[Exercise]
From the line containing "Read out every word on this page." down to the last line of the listing, quote everything word for word, and nothing else, keeping pictures out.

Stored records:

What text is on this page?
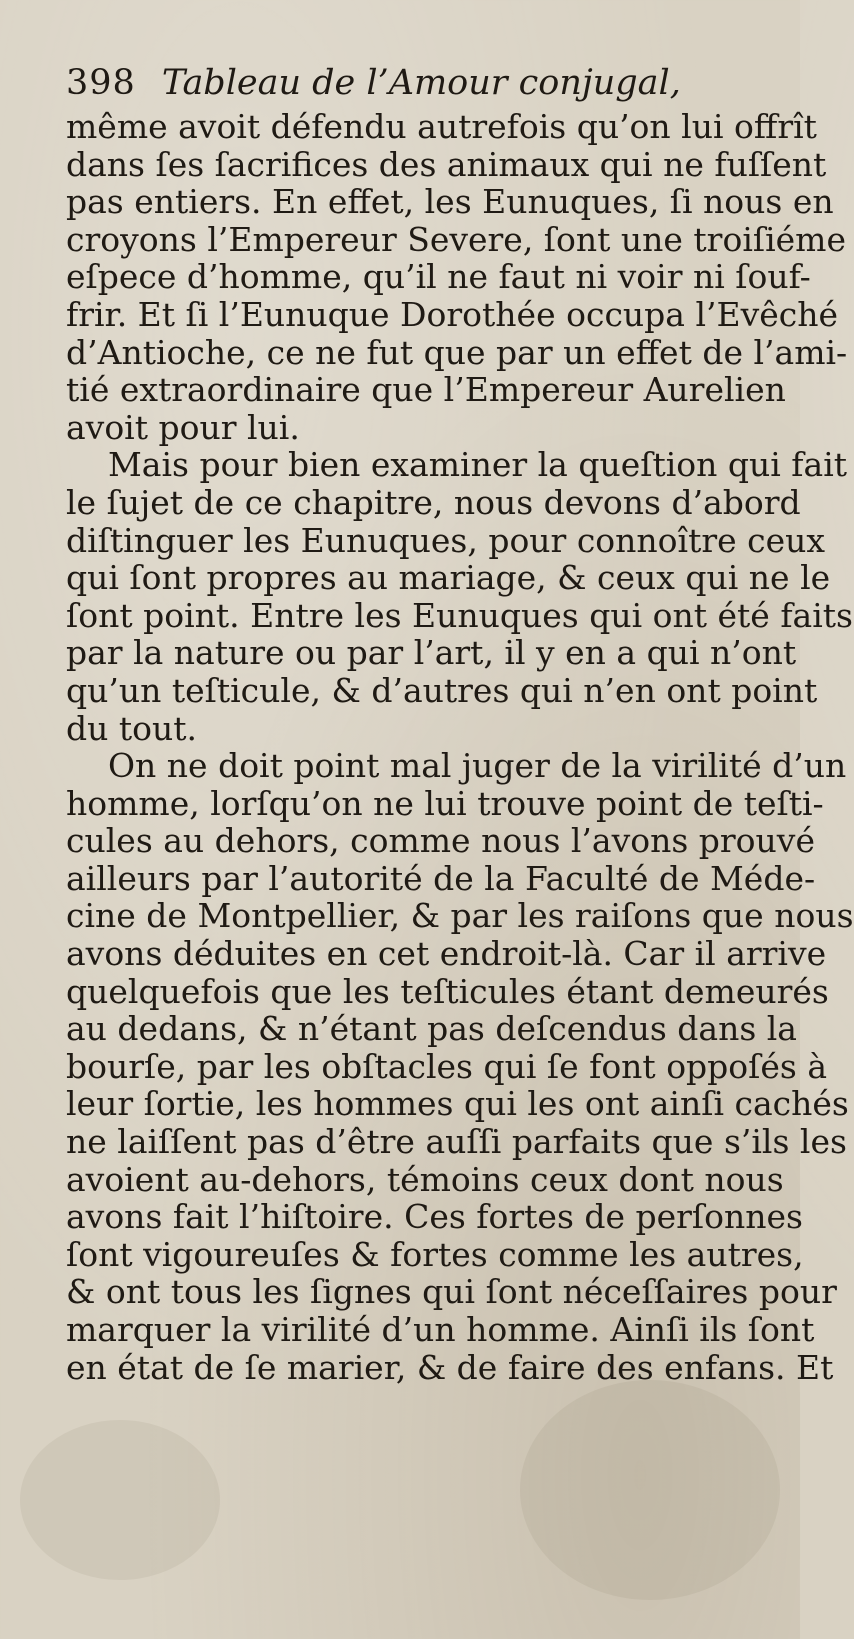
398 Tableau de l’Amour conjugal,
même avoit défendu autrefois qu’on lui offrît
dans ſes ſacrifices des animaux qui ne fuſſent
pas entiers. En effet, les Eunuques, ſi nous en
croyons l’Empereur Severe, ſont une troiſiéme
eſpece d’homme, qu’il ne faut ni voir ni ſouf-
frir. Et ſi l’Eunuque Dorothée occupa l’Evêché
d’Antioche, ce ne fut que par un effet de l’ami-
tié extraordinaire que l’Empereur Aurelien
avoit pour lui.
Mais pour bien examiner la queſtion qui fait
le ſujet de ce chapitre, nous devons d’abord
diſtinguer les Eunuques, pour connoître ceux
qui ſont propres au mariage, & ceux qui ne le
ſont point. Entre les Eunuques qui ont été faits
par la nature ou par l’art, il y en a qui n’ont
qu’un teſticule, & d’autres qui n’en ont point
du tout.
On ne doit point mal juger de la virilité d’un
homme, lorſqu’on ne lui trouve point de teſti-
cules au dehors, comme nous l’avons prouvé
ailleurs par l’autorité de la Faculté de Méde-
cine de Montpellier, & par les raiſons que nous
avons déduites en cet endroit-là. Car il arrive
quelquefois que les teſticules étant demeurés
au dedans, & n’étant pas deſcendus dans la
bourſe, par les obſtacles qui ſe font oppoſés à
leur ſortie, les hommes qui les ont ainſi cachés
ne laiſſent pas d’être auſſi parfaits que s’ils les
avoient au-dehors, témoins ceux dont nous
avons fait l’hiſtoire. Ces fortes de perſonnes
ſont vigoureuſes & fortes comme les autres,
& ont tous les ſignes qui ſont néceſſaires pour
marquer la virilité d’un homme. Ainſi ils ſont
en état de ſe marier, & de faire des enfans. Et
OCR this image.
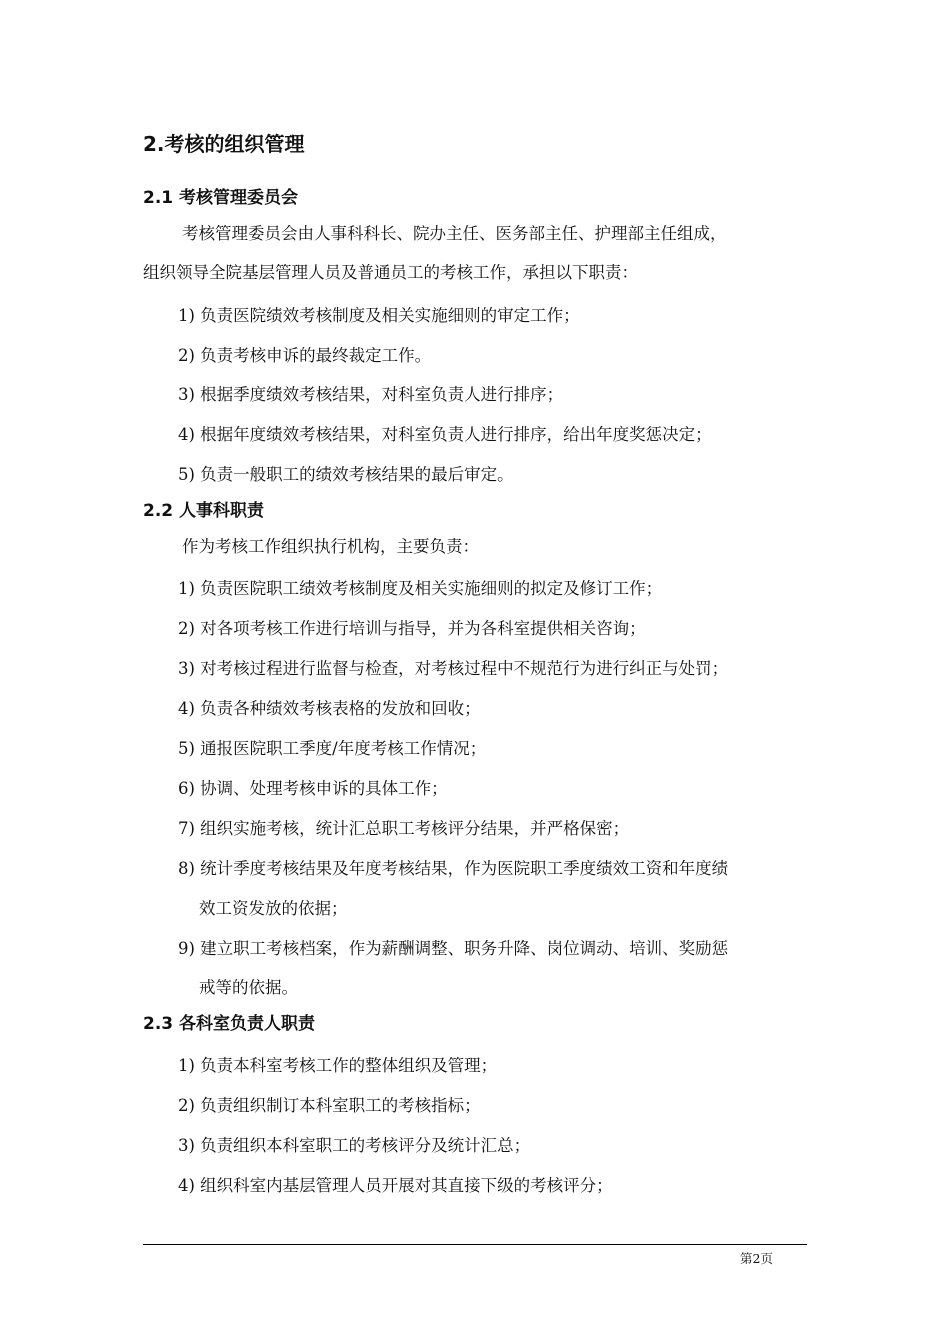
2.考核的组织管理
2.1 考核管理委员会
考核管理委员会由人事科科长、院办主任、医务部主任、护理部主任组成，
组织领导全院基层管理人员及普通员工的考核工作，承担以下职责：
1) 负责医院绩效考核制度及相关实施细则的审定工作；
2) 负责考核申诉的最终裁定工作。
3) 根据季度绩效考核结果，对科室负责人进行排序；
4) 根据年度绩效考核结果，对科室负责人进行排序，给出年度奖惩决定；
5) 负责一般职工的绩效考核结果的最后审定。
2.2 人事科职责
作为考核工作组织执行机构，主要负责：
1) 负责医院职工绩效考核制度及相关实施细则的拟定及修订工作；
2) 对各项考核工作进行培训与指导，并为各科室提供相关咨询；
3) 对考核过程进行监督与检查，对考核过程中不规范行为进行纠正与处罚；
4) 负责各种绩效考核表格的发放和回收；
5) 通报医院职工季度/年度考核工作情况；
6) 协调、处理考核申诉的具体工作；
7) 组织实施考核，统计汇总职工考核评分结果，并严格保密；
8) 统计季度考核结果及年度考核结果，作为医院职工季度绩效工资和年度绩
效工资发放的依据；
9) 建立职工考核档案，作为薪酬调整、职务升降、岗位调动、培训、奖励惩
戒等的依据。
2.3 各科室负责人职责
1) 负责本科室考核工作的整体组织及管理；
2) 负责组织制订本科室职工的考核指标；
3) 负责组织本科室职工的考核评分及统计汇总；
4) 组织科室内基层管理人员开展对其直接下级的考核评分；
第2页
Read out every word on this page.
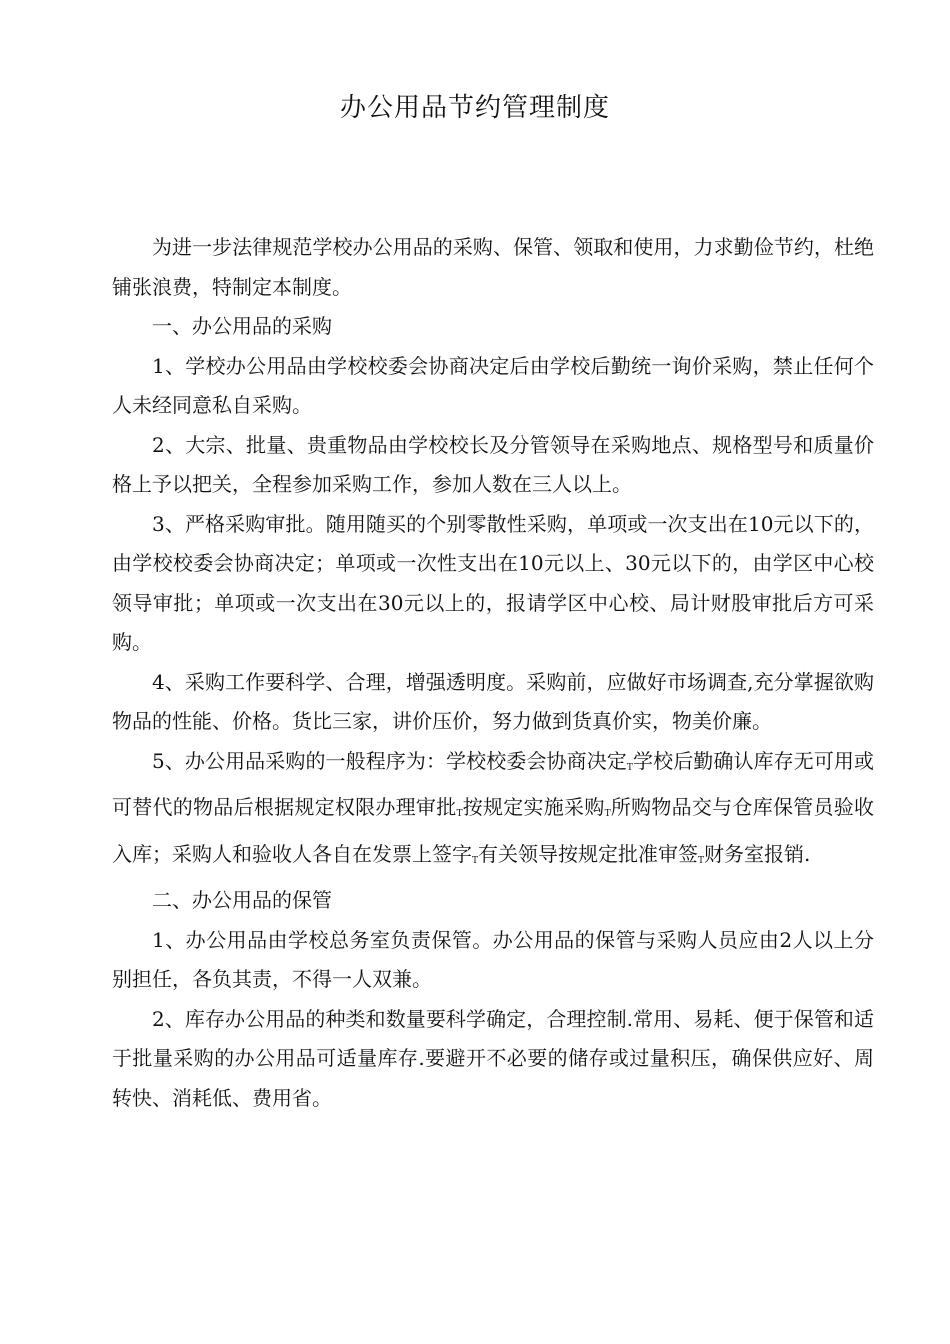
办公用品节约管理制度

为进一步法律规范学校办公用品的采购、保管、领取和使用，力求勤俭节约，杜绝铺张浪费，特制定本制度。

一、办公用品的采购

1、学校办公用品由学校校委会协商决定后由学校后勤统一询价采购，禁止任何个人未经同意私自采购。

2、大宗、批量、贵重物品由学校校长及分管领导在采购地点、规格型号和质量价格上予以把关，全程参加采购工作，参加人数在三人以上。

3、严格采购审批。随用随买的个别零散性采购，单项或一次支出在10元以下的，由学校校委会协商决定；单项或一次性支出在10元以上、30元以下的，由学区中心校领导审批；单项或一次支出在30元以上的，报请学区中心校、局计财股审批后方可采购。

4、采购工作要科学、合理，增强透明度。采购前，应做好市场调查,充分掌握欲购物品的性能、价格。货比三家，讲价压价，努力做到货真价实，物美价廉。

5、办公用品采购的一般程序为：学校校委会协商决定$_T$学校后勤确认库存无可用或可替代的物品后根据规定权限办理审批$_T$按规定实施采购$_T$所购物品交与仓库保管员验收入库；采购人和验收人各自在发票上签字$_T$有关领导按规定批准审签$_T$财务室报销.

二、办公用品的保管

1、办公用品由学校总务室负责保管。办公用品的保管与采购人员应由2人以上分别担任，各负其责，不得一人双兼。

2、库存办公用品的种类和数量要科学确定，合理控制.常用、易耗、便于保管和适于批量采购的办公用品可适量库存.要避开不必要的储存或过量积压，确保供应好、周转快、消耗低、费用省。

[Response for this exercise]
Read out every word on this page.
办公用品节约管理制度

为进一步法律规范学校办公用品的采购、保管、领取和使用，力求勤俭节约，杜绝铺张浪费，特制定本制度。

一、办公用品的采购

1、学校办公用品由学校校委会协商决定后由学校后勤统一询价采购，禁止任何个人未经同意私自采购。

2、大宗、批量、贵重物品由学校校长及分管领导在采购地点、规格型号和质量价格上予以把关，全程参加采购工作，参加人数在三人以上。

3、严格采购审批。随用随买的个别零散性采购，单项或一次支出在10元以下的，由学校校委会协商决定；单项或一次性支出在10元以上、30元以下的，由学区中心校领导审批；单项或一次支出在30元以上的，报请学区中心校、局计财股审批后方可采购。

4、采购工作要科学、合理，增强透明度。采购前，应做好市场调查,充分掌握欲购物品的性能、价格。货比三家，讲价压价，努力做到货真价实，物美价廉。

5、办公用品采购的一般程序为：学校校委会协商决定$_T$学校后勤确认库存无可用或可替代的物品后根据规定权限办理审批$_T$按规定实施采购$_T$所购物品交与仓库保管员验收入库；采购人和验收人各自在发票上签字$_T$有关领导按规定批准审签$_T$财务室报销.

二、办公用品的保管

1、办公用品由学校总务室负责保管。办公用品的保管与采购人员应由2人以上分别担任，各负其责，不得一人双兼。

2、库存办公用品的种类和数量要科学确定，合理控制.常用、易耗、便于保管和适于批量采购的办公用品可适量库存.要避开不必要的储存或过量积压，确保供应好、周转快、消耗低、费用省。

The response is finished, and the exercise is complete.